(Dataset excerpt)
——————————
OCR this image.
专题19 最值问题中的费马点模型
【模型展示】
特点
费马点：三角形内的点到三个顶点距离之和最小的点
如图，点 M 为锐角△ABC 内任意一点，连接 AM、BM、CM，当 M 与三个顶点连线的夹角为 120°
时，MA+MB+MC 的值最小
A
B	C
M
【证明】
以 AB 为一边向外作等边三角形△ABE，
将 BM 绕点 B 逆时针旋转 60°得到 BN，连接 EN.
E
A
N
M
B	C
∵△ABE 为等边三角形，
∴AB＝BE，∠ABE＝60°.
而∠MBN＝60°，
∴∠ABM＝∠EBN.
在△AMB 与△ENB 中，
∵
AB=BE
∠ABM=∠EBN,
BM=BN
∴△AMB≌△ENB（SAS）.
——————————
Given problem
Transcribe each entry precisely, missing none.

The completed task
OCR this image.
专题19 最值问题中的费马点模型
【模型展示】
特点
费马点：三角形内的点到三个顶点距离之和最小的点
如图，点 M 为锐角△ABC 内任意一点，连接 AM、BM、CM，当 M 与三个顶点连线的夹角为 120°
时，MA+MB+MC 的值最小
A
B	C
M
【证明】
以 AB 为一边向外作等边三角形△ABE，
将 BM 绕点 B 逆时针旋转 60°得到 BN，连接 EN.
E
A
N
M
B	C
∵△ABE 为等边三角形，
∴AB＝BE，∠ABE＝60°.
而∠MBN＝60°，
∴∠ABM＝∠EBN.
在△AMB 与△ENB 中，
∵
AB=BE
∠ABM=∠EBN,
BM=BN
∴△AMB≌△ENB（SAS）.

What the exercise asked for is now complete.